**Stored entries**
_ _ _

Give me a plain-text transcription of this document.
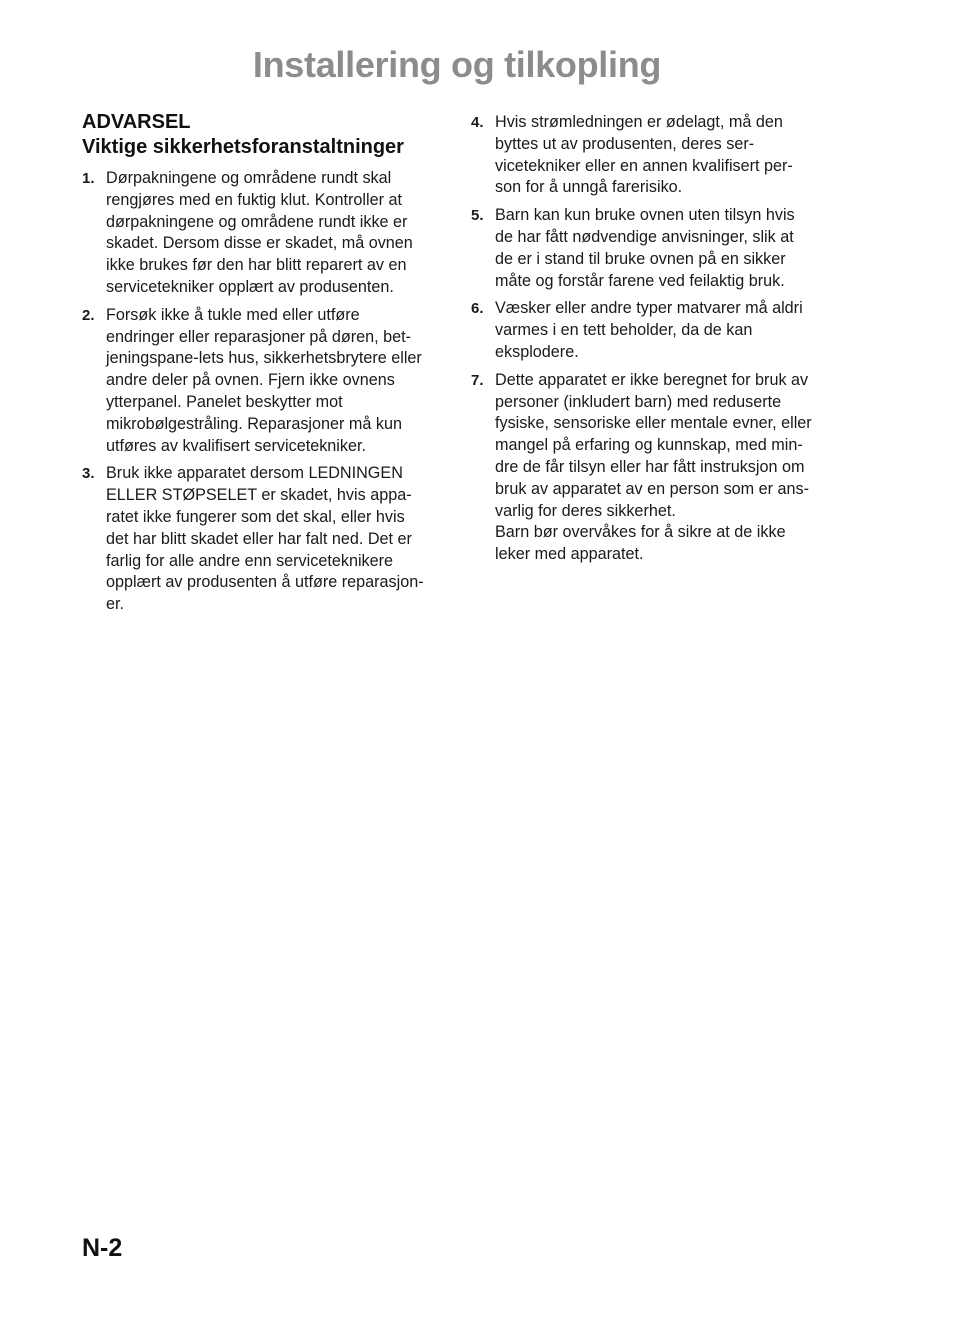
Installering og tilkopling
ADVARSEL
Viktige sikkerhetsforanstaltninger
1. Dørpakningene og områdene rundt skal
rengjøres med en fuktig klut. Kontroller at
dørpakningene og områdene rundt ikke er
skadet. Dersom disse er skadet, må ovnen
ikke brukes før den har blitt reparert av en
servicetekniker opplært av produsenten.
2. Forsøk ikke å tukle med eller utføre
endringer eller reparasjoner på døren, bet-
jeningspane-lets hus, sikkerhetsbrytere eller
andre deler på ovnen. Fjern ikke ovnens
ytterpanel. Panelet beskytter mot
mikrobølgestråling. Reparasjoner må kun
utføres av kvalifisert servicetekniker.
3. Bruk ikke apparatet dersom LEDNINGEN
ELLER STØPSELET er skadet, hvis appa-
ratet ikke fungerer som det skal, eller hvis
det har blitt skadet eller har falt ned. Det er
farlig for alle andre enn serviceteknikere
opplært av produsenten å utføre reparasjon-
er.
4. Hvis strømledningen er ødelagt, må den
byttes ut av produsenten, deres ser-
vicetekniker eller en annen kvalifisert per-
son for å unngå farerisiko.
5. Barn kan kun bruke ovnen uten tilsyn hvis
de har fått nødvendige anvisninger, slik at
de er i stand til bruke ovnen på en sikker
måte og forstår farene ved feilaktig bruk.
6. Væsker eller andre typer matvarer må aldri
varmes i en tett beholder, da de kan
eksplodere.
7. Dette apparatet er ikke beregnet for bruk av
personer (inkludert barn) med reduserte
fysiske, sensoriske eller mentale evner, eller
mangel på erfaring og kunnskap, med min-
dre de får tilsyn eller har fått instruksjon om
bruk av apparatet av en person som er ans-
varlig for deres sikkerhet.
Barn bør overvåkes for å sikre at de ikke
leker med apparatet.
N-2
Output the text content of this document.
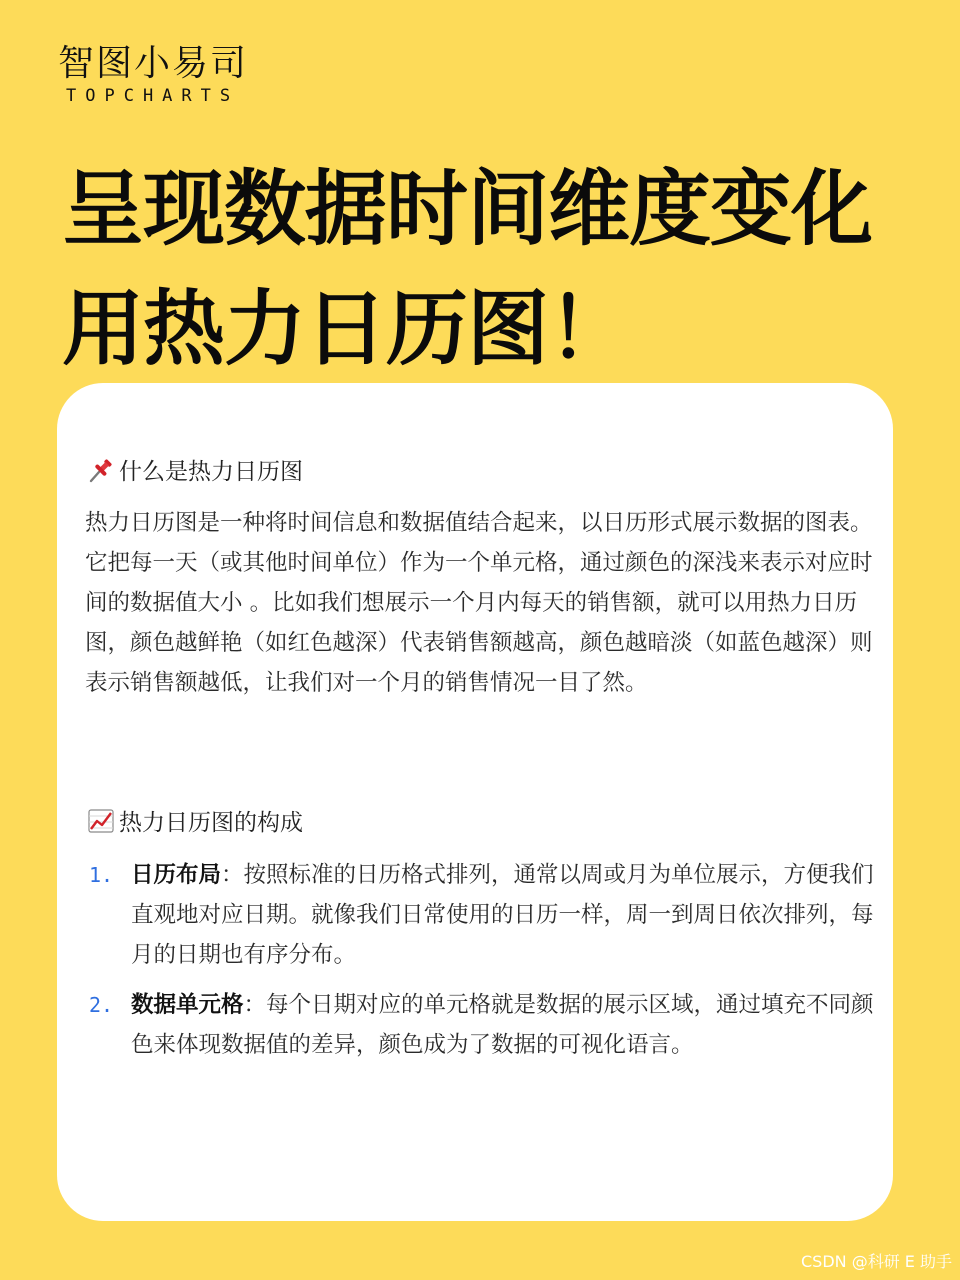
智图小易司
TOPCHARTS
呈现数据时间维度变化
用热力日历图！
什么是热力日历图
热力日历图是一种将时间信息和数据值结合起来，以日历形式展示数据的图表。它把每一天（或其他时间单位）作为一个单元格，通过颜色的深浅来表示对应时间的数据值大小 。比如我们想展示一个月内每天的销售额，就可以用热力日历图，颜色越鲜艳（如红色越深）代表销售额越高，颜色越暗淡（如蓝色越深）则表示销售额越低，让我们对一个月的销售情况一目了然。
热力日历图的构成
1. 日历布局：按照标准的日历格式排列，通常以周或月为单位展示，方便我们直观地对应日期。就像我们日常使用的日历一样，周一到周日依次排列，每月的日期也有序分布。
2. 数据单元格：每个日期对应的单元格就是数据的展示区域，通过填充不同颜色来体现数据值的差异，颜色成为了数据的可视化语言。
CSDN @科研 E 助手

_ _ _

**Work to complete**
Repeat the lines from the line containing "Output the text content of this document." through the end of the material above exactly, with no pictures and nothing else.

**Task solution**
Output the text content of this document.
智图小易司
TOPCHARTS
呈现数据时间维度变化
用热力日历图！
什么是热力日历图
热力日历图是一种将时间信息和数据值结合起来，以日历形式展示数据的图表。它把每一天（或其他时间单位）作为一个单元格，通过颜色的深浅来表示对应时间的数据值大小 。比如我们想展示一个月内每天的销售额，就可以用热力日历图，颜色越鲜艳（如红色越深）代表销售额越高，颜色越暗淡（如蓝色越深）则表示销售额越低，让我们对一个月的销售情况一目了然。
热力日历图的构成
1. 日历布局：按照标准的日历格式排列，通常以周或月为单位展示，方便我们直观地对应日期。就像我们日常使用的日历一样，周一到周日依次排列，每月的日期也有序分布。
2. 数据单元格：每个日期对应的单元格就是数据的展示区域，通过填充不同颜色来体现数据值的差异，颜色成为了数据的可视化语言。
CSDN @科研 E 助手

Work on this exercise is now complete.